Start Extracted information
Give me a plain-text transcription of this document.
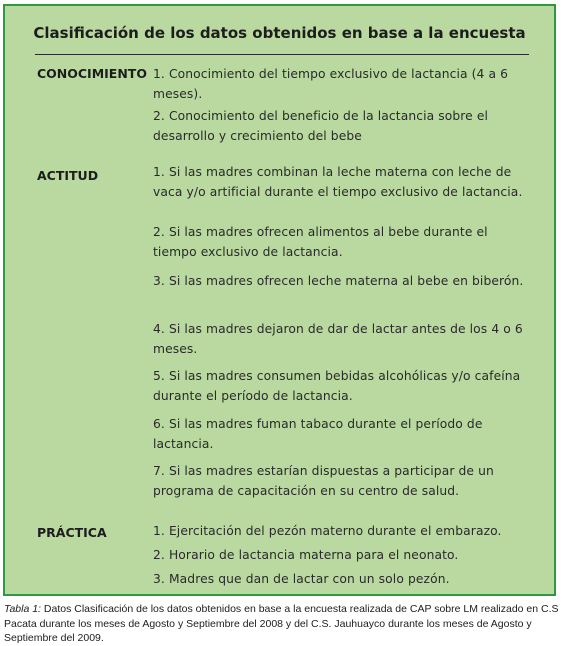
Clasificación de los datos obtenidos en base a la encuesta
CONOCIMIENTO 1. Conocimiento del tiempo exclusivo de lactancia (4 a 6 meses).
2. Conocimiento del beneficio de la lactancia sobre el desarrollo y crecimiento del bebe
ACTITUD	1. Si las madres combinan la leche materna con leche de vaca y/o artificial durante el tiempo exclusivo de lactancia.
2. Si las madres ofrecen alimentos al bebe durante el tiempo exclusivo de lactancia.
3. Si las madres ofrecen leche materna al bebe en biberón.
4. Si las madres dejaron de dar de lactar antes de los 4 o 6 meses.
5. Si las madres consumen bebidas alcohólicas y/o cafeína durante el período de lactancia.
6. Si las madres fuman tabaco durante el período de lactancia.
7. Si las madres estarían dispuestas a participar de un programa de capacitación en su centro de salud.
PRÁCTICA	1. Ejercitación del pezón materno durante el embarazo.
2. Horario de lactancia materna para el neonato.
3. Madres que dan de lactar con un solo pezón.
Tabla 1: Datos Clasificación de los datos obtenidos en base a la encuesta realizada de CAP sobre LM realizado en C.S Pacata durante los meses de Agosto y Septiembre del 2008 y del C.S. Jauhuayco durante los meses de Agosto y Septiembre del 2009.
End Extracted information
Start Extracted information
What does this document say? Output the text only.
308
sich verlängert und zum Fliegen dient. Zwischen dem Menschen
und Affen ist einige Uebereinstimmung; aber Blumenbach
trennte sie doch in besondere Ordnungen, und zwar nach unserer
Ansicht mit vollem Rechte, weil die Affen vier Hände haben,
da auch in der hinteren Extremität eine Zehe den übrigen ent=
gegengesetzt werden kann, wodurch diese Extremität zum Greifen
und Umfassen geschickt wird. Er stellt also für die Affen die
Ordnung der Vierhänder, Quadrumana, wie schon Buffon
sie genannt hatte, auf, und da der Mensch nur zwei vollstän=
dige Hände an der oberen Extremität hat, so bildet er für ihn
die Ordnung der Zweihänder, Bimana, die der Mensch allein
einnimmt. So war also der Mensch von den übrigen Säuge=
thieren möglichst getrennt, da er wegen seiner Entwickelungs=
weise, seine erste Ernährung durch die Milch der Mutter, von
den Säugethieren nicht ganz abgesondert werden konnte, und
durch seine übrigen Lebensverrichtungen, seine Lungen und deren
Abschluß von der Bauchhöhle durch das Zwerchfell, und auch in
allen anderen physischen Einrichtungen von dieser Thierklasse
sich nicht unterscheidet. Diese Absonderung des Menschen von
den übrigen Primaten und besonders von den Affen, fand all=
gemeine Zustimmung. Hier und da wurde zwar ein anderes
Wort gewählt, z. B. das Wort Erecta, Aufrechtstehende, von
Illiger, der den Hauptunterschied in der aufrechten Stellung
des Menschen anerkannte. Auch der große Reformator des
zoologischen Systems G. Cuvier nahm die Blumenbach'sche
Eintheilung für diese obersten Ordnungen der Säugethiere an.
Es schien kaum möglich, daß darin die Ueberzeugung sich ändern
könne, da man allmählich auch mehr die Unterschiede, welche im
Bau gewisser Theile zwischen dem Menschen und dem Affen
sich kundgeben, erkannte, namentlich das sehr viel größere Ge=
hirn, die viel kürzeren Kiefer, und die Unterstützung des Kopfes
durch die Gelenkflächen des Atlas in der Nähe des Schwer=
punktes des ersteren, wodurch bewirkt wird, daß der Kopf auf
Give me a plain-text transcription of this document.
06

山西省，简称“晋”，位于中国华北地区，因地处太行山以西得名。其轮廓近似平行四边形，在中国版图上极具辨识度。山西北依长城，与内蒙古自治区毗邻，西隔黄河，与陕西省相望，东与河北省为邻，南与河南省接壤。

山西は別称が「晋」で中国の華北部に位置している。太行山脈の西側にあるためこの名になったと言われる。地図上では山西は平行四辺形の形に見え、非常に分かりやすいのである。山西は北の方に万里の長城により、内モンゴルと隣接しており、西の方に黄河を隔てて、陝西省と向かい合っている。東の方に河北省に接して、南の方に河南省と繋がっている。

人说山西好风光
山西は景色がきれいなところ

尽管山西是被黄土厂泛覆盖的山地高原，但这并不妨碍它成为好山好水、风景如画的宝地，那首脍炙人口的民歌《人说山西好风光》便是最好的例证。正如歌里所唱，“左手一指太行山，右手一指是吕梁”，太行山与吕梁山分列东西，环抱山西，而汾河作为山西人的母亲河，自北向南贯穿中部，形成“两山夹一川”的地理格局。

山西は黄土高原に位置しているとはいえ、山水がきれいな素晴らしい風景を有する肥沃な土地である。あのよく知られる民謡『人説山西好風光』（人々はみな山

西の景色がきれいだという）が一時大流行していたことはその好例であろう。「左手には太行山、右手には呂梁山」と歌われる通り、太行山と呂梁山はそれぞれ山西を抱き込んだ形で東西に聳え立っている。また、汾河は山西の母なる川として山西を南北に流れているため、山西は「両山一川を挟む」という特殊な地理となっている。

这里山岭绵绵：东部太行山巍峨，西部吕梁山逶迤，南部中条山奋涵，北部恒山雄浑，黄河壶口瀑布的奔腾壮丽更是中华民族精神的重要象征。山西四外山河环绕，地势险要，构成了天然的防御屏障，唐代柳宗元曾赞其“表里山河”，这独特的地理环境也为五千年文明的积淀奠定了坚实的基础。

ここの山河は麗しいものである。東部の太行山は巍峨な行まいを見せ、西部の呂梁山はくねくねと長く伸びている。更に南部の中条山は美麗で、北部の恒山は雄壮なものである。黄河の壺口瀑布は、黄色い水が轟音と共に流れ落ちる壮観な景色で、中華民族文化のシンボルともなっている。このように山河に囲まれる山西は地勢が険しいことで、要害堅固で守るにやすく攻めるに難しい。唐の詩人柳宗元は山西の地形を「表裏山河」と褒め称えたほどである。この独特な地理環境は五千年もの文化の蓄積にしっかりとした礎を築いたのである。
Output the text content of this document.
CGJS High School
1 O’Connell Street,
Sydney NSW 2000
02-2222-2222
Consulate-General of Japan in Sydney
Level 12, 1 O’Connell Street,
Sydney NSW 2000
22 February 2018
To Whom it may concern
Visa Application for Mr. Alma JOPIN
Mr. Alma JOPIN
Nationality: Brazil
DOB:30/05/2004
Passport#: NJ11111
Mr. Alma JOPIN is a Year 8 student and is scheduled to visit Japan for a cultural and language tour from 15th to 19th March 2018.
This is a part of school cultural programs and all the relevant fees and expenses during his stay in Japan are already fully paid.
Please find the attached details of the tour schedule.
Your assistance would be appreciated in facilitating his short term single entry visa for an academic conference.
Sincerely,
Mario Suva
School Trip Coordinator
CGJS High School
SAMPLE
End Extracted information
Written request ▸ Only lines that contain the word "pezón" are wanted; copy each of them.

Solution to the exercise ▸
PRÁCTICA	1. Ejercitación del pezón materno durante el embarazo.
3. Madres que dan de lactar con un solo pezón.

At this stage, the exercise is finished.